Write out the listing below exactly, and omit any images you find in it.
— Start Supplied material —
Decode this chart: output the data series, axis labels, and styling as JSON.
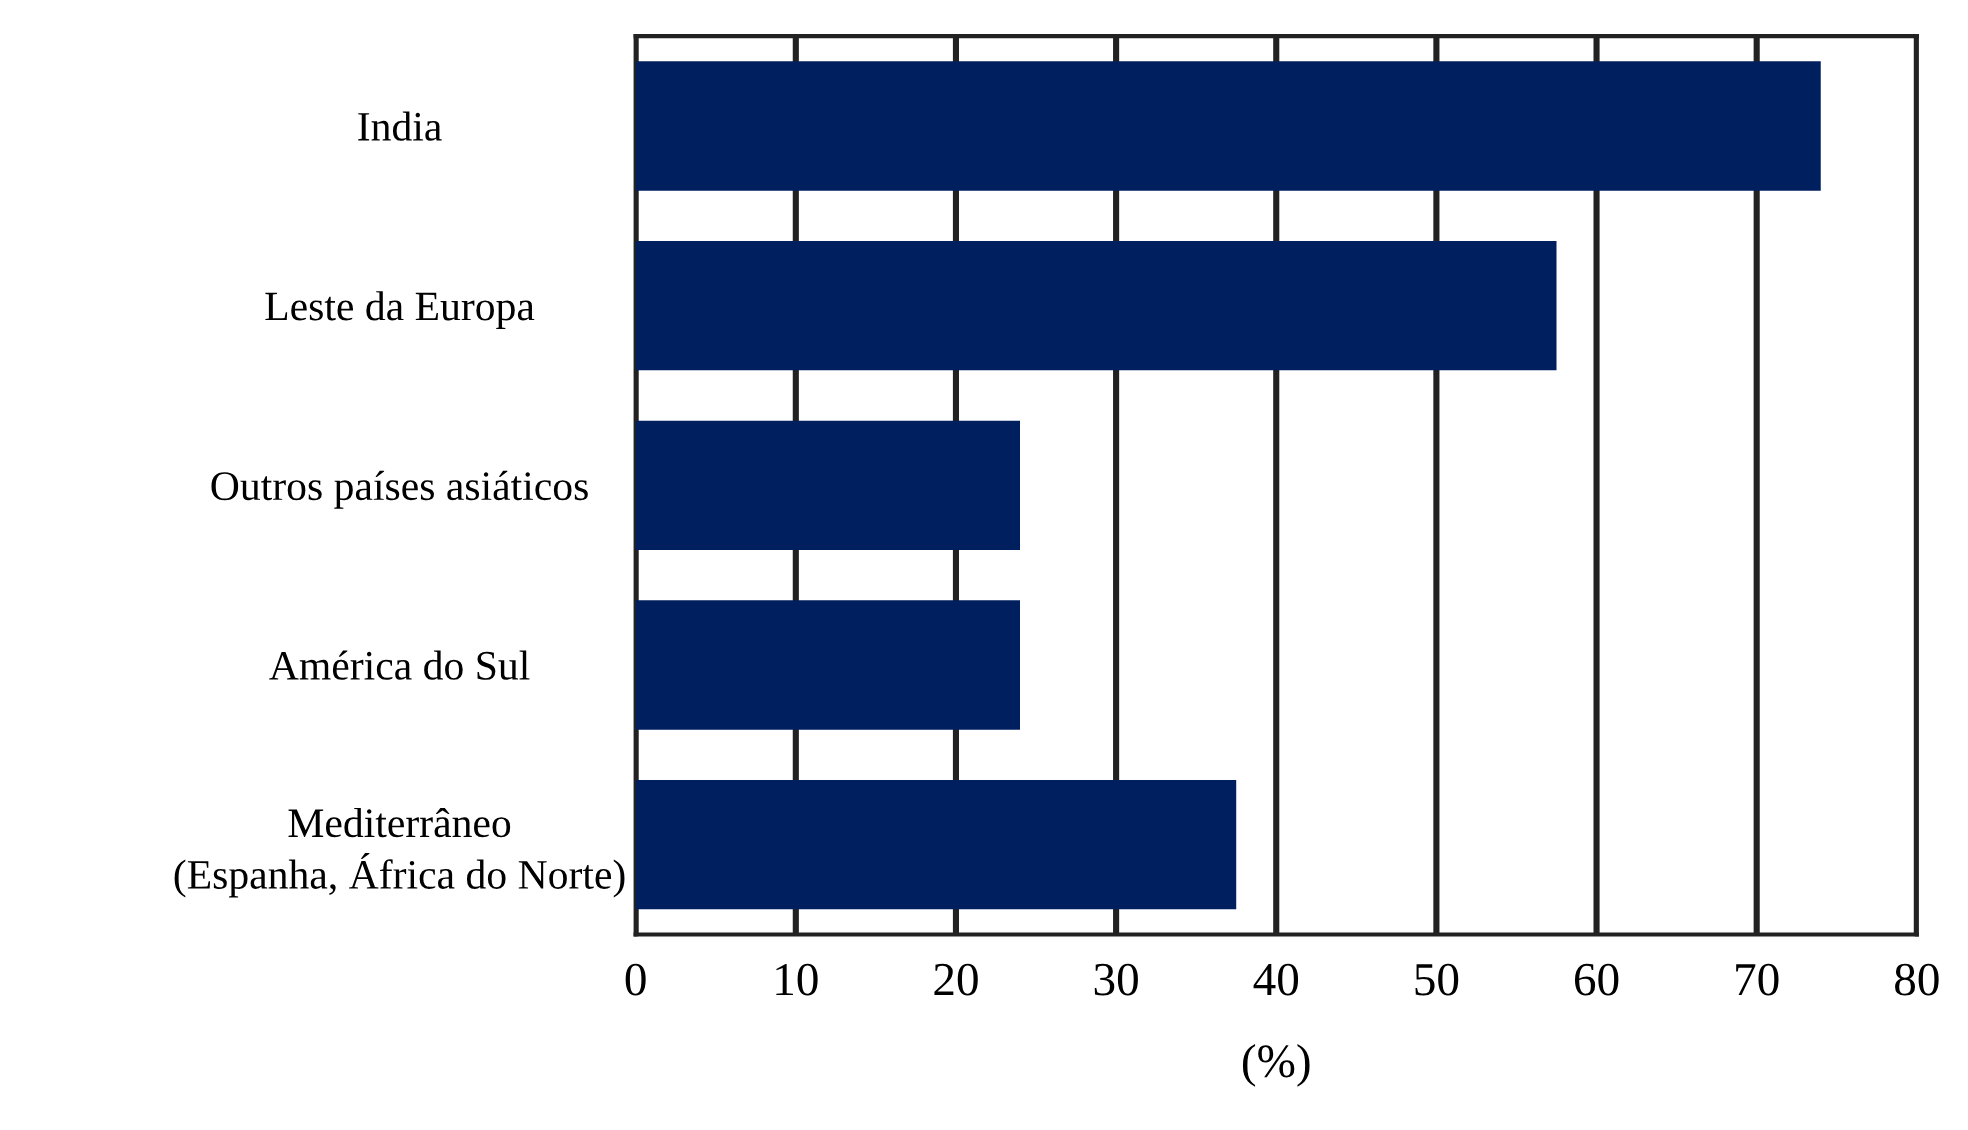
{
  "chart_data": {
    "type": "bar",
    "orientation": "horizontal",
    "xlabel": "(%)",
    "categories": [
      "India",
      "Leste da Europa",
      "Outros países asiáticos",
      "América do Sul",
      "Mediterrâneo\n(Espanha, África do Norte)"
    ],
    "values": [
      74,
      57.5,
      24,
      24,
      37.5
    ],
    "color": "#001f5f",
    "xlim": [
      0,
      80
    ],
    "xticks": [
      0,
      10,
      20,
      30,
      40,
      50,
      60,
      70,
      80
    ],
    "grid": "x"
  }
}
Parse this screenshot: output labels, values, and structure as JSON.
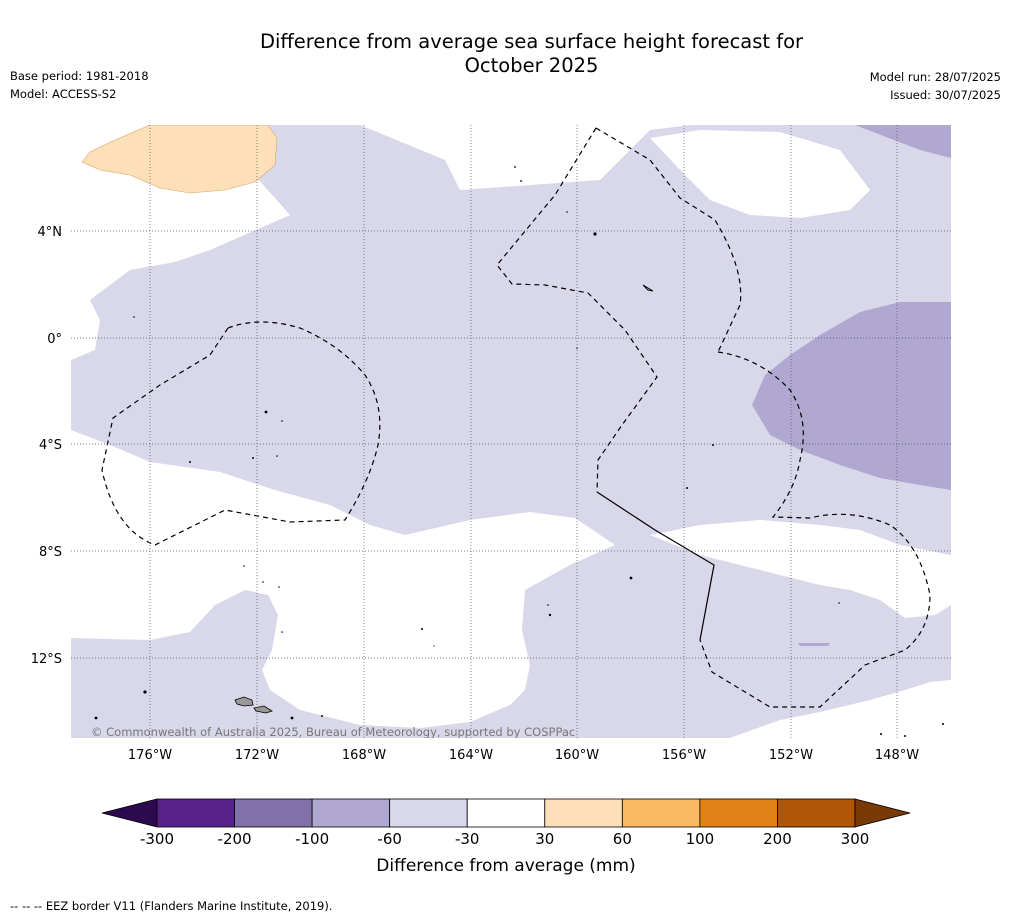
— End Supplied material —
* Output for this exercise *
Decode this chart: output the data series, axis labels, and styling as JSON.
{
  "chart_data": {
    "type": "bar",
    "orientation": "horizontal",
    "xlabel": "(%)",
    "categories": [
      "India",
      "Leste da Europa",
      "Outros países asiáticos",
      "América do Sul",
      "Mediterrâneo\n(Espanha, África do Norte)"
    ],
    "values": [
      74,
      57.5,
      24,
      24,
      37.5
    ],
    "color": "#001f5f",
    "xlim": [
      0,
      80
    ],
    "xticks": [
      0,
      10,
      20,
      30,
      40,
      50,
      60,
      70,
      80
    ],
    "grid": "x"
  }
}
Parse this screenshot: output labels, values, and structure as JSON.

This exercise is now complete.